▶ _WHAT THE EXERCISE ASKS_
Collect all lines below with the string "embedding".

▶ _MATERIALS PROVIDED_
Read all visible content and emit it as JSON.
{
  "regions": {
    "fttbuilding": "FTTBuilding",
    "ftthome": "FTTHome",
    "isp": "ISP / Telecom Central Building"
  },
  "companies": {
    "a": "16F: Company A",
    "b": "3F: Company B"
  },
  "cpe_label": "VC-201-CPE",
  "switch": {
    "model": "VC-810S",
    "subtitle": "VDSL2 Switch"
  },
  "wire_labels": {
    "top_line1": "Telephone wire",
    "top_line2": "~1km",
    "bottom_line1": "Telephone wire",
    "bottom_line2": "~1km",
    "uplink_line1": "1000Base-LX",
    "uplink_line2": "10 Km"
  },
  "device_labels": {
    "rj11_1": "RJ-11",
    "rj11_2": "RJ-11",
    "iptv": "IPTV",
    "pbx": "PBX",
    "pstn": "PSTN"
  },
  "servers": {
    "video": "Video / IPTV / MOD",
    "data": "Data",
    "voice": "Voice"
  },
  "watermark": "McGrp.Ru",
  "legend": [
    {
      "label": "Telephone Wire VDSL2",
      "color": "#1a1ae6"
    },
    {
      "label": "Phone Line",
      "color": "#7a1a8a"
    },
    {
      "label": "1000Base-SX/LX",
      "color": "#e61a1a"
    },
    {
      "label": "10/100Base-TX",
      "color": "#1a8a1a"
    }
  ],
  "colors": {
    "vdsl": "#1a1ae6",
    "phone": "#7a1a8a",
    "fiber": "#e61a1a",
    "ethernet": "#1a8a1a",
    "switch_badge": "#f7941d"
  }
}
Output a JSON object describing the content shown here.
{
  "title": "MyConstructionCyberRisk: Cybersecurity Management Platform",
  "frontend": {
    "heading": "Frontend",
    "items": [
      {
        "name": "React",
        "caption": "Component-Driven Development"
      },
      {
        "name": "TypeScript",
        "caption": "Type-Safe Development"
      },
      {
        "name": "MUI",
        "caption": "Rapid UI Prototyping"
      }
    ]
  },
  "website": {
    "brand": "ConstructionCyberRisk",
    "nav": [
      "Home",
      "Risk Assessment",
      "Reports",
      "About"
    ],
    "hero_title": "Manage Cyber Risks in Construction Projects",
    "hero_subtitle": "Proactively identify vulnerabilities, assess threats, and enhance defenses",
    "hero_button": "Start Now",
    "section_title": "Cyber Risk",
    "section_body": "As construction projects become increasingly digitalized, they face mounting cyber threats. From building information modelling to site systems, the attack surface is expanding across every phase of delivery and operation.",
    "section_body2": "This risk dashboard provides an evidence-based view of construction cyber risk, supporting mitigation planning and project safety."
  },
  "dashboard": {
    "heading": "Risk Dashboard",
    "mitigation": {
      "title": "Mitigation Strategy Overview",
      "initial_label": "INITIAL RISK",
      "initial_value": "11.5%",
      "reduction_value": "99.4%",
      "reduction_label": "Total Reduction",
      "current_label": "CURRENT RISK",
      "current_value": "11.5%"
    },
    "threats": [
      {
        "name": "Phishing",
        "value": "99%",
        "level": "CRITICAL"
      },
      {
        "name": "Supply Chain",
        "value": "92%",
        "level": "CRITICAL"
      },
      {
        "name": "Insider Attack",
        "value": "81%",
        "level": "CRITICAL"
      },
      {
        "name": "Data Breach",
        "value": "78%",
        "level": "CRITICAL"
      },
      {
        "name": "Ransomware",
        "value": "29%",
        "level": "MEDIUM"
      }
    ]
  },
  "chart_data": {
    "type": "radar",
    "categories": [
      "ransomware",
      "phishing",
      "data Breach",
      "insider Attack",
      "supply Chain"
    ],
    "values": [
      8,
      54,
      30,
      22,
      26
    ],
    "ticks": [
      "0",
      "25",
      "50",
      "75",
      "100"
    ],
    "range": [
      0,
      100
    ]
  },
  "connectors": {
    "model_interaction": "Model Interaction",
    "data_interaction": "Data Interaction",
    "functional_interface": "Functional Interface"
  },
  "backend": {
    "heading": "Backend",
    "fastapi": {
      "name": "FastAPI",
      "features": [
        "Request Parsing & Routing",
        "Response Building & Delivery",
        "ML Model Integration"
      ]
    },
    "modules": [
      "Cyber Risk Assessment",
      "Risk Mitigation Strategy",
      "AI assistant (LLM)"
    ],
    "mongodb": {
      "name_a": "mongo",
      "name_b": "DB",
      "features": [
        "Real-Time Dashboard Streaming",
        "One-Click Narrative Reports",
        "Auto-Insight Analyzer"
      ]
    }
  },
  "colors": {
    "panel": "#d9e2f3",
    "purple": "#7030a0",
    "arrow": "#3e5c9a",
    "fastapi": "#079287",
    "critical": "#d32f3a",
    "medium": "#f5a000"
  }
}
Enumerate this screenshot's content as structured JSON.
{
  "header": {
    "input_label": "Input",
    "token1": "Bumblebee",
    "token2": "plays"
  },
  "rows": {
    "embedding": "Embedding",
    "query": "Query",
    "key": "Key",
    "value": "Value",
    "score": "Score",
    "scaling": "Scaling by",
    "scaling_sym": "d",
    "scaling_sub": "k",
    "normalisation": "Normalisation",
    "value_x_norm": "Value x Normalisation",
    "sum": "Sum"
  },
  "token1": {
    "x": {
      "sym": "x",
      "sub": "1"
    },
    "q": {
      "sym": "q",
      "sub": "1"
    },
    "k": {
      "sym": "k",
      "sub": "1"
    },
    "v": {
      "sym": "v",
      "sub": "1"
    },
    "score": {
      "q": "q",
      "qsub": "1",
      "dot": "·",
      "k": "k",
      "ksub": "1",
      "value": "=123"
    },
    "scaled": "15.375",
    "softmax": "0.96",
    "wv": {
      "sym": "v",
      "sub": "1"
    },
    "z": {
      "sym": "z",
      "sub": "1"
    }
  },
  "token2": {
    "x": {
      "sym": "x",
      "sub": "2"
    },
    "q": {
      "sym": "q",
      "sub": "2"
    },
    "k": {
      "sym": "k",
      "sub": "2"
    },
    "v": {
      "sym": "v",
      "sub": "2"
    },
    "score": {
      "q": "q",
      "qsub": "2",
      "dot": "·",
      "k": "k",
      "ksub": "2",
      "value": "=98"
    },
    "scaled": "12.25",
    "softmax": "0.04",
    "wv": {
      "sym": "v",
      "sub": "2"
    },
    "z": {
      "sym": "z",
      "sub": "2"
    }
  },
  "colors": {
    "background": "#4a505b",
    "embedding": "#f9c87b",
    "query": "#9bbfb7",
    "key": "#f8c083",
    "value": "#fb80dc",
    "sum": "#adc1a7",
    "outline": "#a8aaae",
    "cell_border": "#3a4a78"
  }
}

▶ _EXERCISE ANSWER_
    "embedding": "Embedding",
    "embedding": "#f9c87b",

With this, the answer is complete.